- [Given instruction]: Restate, word for word, every line of the data.

- [Data rows]:
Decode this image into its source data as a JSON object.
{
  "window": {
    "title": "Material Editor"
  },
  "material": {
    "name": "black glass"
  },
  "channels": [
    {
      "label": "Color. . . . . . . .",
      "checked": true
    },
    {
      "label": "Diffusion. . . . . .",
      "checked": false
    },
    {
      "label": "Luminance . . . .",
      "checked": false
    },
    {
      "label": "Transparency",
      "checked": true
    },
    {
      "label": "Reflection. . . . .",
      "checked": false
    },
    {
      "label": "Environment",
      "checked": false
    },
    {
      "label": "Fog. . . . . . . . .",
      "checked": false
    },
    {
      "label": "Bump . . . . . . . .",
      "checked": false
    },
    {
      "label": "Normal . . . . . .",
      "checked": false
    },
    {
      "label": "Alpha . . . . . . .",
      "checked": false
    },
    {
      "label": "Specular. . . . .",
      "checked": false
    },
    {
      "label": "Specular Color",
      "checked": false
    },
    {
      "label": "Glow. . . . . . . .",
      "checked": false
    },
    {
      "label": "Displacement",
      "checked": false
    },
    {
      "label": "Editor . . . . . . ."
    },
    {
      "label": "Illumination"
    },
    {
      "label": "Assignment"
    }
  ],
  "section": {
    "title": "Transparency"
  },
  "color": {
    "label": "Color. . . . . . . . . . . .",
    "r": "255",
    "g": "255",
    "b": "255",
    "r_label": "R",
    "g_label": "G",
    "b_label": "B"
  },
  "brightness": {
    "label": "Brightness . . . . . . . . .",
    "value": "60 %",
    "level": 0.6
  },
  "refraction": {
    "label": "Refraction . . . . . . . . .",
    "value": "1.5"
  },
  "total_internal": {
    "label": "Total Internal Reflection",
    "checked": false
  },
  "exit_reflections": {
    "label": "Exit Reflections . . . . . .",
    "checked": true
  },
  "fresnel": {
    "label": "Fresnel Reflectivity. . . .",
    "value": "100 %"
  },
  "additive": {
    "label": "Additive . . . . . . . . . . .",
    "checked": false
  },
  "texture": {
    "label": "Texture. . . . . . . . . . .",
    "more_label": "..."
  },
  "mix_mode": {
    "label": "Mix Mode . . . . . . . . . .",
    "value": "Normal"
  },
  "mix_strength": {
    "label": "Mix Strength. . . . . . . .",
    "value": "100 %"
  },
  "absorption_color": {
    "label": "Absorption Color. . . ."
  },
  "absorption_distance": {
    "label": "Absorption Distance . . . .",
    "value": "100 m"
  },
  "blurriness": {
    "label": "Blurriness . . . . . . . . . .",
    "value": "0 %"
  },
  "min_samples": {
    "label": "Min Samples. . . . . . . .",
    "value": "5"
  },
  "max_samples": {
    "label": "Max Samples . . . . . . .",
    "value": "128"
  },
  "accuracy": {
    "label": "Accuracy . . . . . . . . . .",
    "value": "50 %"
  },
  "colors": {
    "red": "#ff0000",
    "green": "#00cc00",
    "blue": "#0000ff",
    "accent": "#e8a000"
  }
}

- [Task response]:
Decode this image into its source data as a JSON object.
{
  "window": {
    "title": "Material Editor"
  },
  "material": {
    "name": "black glass"
  },
  "channels": [
    {
      "label": "Color. . . . . . . .",
      "checked": true
    },
    {
      "label": "Diffusion. . . . . .",
      "checked": false
    },
    {
      "label": "Luminance . . . .",
      "checked": false
    },
    {
      "label": "Transparency",
      "checked": true
    },
    {
      "label": "Reflection. . . . .",
      "checked": false
    },
    {
      "label": "Environment",
      "checked": false
    },
    {
      "label": "Fog. . . . . . . . .",
      "checked": false
    },
    {
      "label": "Bump . . . . . . . .",
      "checked": false
    },
    {
      "label": "Normal . . . . . .",
      "checked": false
    },
    {
      "label": "Alpha . . . . . . .",
      "checked": false
    },
    {
      "label": "Specular. . . . .",
      "checked": false
    },
    {
      "label": "Specular Color",
      "checked": false
    },
    {
      "label": "Glow. . . . . . . .",
      "checked": false
    },
    {
      "label": "Displacement",
      "checked": false
    },
    {
      "label": "Editor . . . . . . ."
    },
    {
      "label": "Illumination"
    },
    {
      "label": "Assignment"
    }
  ],
  "section": {
    "title": "Transparency"
  },
  "color": {
    "label": "Color. . . . . . . . . . . .",
    "r": "255",
    "g": "255",
    "b": "255",
    "r_label": "R",
    "g_label": "G",
    "b_label": "B"
  },
  "brightness": {
    "label": "Brightness . . . . . . . . .",
    "value": "60 %",
    "level": 0.6
  },
  "refraction": {
    "label": "Refraction . . . . . . . . .",
    "value": "1.5"
  },
  "total_internal": {
    "label": "Total Internal Reflection",
    "checked": false
  },
  "exit_reflections": {
    "label": "Exit Reflections . . . . . .",
    "checked": true
  },
  "fresnel": {
    "label": "Fresnel Reflectivity. . . .",
    "value": "100 %"
  },
  "additive": {
    "label": "Additive . . . . . . . . . . .",
    "checked": false
  },
  "texture": {
    "label": "Texture. . . . . . . . . . .",
    "more_label": "..."
  },
  "mix_mode": {
    "label": "Mix Mode . . . . . . . . . .",
    "value": "Normal"
  },
  "mix_strength": {
    "label": "Mix Strength. . . . . . . .",
    "value": "100 %"
  },
  "absorption_color": {
    "label": "Absorption Color. . . ."
  },
  "absorption_distance": {
    "label": "Absorption Distance . . . .",
    "value": "100 m"
  },
  "blurriness": {
    "label": "Blurriness . . . . . . . . . .",
    "value": "0 %"
  },
  "min_samples": {
    "label": "Min Samples. . . . . . . .",
    "value": "5"
  },
  "max_samples": {
    "label": "Max Samples . . . . . . .",
    "value": "128"
  },
  "accuracy": {
    "label": "Accuracy . . . . . . . . . .",
    "value": "50 %"
  },
  "colors": {
    "red": "#ff0000",
    "green": "#00cc00",
    "blue": "#0000ff",
    "accent": "#e8a000"
  }
}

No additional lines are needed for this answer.